Request – Copy every line from the records below that holds the word "type".

Data to use –

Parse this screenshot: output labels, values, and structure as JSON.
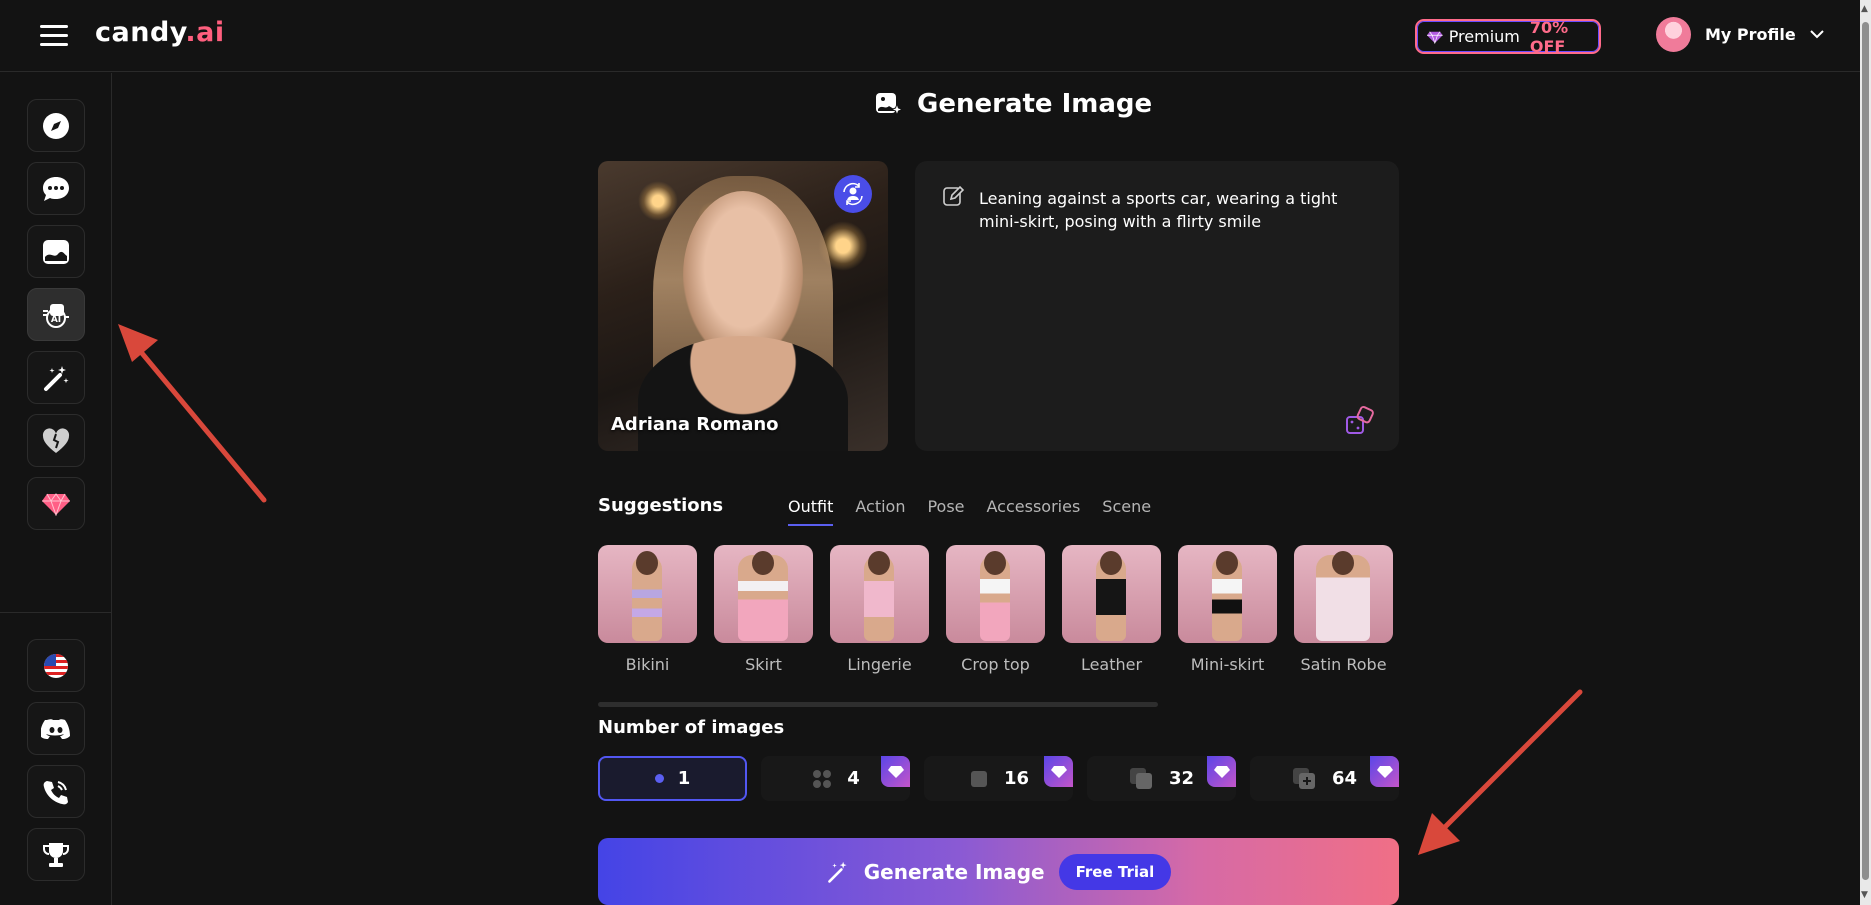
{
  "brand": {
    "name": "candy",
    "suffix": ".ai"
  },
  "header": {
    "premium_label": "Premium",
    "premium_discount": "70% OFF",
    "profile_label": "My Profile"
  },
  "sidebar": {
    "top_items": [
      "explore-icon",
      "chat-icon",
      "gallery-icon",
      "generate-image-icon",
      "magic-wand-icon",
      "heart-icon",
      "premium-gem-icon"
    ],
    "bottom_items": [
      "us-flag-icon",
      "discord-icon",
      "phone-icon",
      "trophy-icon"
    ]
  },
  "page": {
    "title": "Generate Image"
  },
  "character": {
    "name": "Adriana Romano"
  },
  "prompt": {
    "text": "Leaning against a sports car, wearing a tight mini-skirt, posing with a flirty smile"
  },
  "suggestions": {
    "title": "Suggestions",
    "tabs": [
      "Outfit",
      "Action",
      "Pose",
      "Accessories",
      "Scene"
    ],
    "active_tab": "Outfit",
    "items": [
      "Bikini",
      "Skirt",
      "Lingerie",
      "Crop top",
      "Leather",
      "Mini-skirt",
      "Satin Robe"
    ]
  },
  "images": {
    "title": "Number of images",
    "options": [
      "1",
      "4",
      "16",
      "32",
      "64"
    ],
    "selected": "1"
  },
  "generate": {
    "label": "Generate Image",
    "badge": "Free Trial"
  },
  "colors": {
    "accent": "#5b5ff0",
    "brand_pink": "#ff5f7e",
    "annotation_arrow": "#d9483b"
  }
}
--
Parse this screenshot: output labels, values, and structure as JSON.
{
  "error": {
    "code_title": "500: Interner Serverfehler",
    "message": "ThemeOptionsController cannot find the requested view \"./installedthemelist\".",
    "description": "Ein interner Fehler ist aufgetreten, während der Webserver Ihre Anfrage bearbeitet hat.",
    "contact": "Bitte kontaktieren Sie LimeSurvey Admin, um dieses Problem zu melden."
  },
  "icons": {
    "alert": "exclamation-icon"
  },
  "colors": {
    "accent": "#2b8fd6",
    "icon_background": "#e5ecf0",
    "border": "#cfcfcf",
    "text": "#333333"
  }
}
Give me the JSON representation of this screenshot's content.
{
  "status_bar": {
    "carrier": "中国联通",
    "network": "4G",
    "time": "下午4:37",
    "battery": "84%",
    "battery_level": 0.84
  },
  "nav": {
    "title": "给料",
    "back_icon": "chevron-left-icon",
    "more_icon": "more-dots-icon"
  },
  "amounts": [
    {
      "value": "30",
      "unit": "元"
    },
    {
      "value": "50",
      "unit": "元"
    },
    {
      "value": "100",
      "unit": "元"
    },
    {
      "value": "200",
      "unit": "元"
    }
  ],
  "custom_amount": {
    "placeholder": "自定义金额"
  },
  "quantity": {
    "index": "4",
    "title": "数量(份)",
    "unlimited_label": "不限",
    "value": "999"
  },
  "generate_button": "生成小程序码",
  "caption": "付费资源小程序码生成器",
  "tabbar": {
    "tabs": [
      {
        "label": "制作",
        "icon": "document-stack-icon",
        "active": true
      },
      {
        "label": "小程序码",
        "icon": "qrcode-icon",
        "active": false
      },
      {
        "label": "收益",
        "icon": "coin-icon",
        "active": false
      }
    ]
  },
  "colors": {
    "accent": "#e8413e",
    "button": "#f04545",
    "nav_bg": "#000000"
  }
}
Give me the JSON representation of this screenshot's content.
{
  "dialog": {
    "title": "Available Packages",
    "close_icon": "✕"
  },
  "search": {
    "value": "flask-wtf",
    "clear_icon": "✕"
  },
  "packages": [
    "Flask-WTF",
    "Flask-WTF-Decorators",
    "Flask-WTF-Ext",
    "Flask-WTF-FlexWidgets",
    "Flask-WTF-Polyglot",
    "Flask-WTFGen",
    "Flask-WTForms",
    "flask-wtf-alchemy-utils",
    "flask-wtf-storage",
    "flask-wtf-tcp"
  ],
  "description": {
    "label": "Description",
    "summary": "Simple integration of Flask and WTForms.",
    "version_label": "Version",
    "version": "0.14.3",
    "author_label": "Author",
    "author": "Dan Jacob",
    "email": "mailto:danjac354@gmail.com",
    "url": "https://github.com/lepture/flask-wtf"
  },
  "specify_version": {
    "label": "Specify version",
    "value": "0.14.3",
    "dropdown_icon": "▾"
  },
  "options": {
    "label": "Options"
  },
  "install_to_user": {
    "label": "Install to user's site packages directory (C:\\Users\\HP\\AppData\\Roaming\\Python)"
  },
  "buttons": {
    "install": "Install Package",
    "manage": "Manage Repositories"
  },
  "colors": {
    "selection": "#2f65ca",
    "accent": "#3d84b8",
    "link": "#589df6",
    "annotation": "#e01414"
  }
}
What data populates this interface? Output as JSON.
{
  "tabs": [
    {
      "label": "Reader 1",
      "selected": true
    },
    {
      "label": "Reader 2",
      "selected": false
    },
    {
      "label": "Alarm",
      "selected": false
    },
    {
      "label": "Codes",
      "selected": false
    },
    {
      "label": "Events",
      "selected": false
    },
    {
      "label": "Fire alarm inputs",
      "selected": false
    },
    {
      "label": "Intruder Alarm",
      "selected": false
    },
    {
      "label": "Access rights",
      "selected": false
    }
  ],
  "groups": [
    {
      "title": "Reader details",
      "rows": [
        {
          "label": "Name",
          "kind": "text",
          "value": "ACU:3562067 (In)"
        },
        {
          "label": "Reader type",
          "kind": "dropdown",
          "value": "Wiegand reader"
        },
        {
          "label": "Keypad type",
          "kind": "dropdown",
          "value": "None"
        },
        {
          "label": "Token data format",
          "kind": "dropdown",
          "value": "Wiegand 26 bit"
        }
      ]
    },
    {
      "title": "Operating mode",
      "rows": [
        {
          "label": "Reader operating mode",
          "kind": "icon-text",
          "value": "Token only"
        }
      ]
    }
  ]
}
* * *
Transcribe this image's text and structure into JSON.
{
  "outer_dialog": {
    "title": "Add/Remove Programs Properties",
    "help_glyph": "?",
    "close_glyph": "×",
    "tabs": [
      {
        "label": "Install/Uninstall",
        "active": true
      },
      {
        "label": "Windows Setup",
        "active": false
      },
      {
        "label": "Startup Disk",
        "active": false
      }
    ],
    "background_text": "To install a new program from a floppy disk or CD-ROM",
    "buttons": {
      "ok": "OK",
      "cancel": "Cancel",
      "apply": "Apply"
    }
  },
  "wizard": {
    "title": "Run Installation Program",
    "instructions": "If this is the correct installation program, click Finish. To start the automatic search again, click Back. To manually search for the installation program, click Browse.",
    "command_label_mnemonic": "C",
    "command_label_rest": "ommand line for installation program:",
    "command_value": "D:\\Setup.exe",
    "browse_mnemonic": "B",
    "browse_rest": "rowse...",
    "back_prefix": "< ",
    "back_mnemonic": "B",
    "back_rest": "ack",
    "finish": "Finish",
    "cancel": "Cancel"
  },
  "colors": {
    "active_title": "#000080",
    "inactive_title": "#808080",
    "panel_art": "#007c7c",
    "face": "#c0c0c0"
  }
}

Full output –
          "label": "Reader type",
          "label": "Keypad type",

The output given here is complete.